Your objective | Read the records below. Copy each line where the string "down" occurs.

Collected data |

•••••

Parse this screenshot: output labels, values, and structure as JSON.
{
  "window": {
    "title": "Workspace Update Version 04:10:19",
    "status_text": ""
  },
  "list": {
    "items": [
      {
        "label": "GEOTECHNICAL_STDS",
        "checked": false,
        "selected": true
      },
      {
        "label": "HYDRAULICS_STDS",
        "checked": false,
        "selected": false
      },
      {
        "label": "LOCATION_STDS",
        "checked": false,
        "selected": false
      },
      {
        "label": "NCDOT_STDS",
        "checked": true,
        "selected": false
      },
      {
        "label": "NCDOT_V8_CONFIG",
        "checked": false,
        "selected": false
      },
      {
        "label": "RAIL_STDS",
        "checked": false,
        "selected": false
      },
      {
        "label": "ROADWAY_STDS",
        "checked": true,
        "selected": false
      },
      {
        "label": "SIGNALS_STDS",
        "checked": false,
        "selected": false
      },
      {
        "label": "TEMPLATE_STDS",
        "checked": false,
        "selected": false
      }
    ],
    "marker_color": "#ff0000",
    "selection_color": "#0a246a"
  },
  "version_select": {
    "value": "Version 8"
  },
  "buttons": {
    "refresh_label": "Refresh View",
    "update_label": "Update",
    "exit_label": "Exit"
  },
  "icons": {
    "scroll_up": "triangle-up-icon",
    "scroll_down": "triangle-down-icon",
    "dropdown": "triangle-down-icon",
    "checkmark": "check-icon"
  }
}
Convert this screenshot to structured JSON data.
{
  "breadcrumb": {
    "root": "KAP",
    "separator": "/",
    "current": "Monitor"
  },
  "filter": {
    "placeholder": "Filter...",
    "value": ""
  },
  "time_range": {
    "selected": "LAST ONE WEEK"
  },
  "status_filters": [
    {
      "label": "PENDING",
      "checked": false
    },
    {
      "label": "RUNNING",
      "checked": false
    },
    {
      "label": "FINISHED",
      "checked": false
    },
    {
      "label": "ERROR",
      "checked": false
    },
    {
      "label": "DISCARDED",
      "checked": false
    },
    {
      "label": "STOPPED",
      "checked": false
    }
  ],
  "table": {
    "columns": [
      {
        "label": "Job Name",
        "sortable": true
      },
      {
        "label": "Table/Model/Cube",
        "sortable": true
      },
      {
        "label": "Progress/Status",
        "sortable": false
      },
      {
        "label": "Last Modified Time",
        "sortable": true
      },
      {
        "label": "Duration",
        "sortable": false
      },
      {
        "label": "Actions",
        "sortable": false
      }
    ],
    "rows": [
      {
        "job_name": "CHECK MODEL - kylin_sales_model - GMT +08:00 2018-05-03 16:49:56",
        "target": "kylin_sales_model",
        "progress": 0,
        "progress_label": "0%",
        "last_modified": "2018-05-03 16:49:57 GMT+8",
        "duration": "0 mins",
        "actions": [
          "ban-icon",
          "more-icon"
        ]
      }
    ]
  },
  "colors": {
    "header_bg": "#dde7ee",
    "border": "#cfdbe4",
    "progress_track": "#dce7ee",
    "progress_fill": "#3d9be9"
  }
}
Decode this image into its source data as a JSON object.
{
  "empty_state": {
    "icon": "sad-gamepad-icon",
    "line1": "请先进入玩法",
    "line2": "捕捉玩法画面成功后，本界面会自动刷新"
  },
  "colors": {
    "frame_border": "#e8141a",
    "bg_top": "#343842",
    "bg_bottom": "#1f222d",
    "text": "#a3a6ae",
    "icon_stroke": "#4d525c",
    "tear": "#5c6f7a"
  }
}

•••••

Answer for this exercise |
    "scroll_down": "triangle-down-icon",
    "dropdown": "triangle-down-icon",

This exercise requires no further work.